** Begin RECORDS SHOWN **

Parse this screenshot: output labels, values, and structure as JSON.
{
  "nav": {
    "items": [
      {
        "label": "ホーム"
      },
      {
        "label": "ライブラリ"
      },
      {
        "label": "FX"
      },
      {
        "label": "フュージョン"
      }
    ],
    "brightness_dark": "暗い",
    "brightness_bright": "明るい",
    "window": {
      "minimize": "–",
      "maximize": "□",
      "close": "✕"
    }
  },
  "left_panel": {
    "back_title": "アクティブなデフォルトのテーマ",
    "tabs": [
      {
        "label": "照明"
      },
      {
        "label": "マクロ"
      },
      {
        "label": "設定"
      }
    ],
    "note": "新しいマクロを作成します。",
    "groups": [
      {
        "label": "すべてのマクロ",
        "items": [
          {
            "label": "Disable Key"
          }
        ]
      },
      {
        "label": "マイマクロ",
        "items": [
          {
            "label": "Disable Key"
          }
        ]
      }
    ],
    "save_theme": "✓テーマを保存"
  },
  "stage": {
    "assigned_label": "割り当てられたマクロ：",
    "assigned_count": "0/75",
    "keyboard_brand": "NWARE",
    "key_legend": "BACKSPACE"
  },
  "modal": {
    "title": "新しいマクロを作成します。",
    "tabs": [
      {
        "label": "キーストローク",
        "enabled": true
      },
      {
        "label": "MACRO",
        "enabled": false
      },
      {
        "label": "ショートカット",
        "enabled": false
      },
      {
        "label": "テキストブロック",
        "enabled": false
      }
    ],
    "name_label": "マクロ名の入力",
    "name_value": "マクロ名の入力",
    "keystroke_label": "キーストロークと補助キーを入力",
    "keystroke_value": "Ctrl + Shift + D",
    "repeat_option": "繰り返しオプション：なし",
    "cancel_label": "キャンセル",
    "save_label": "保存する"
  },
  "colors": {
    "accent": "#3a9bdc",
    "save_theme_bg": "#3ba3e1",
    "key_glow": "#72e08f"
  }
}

** End RECORDS SHOWN **

* **EXERCISE INSTRUCTIONS**: Where a line contains "新しいマクロを作成します", copy that line.

* **RESPONSE TO THE EXERCISE**:
    "note": "新しいマクロを作成します。",
    "title": "新しいマクロを作成します。",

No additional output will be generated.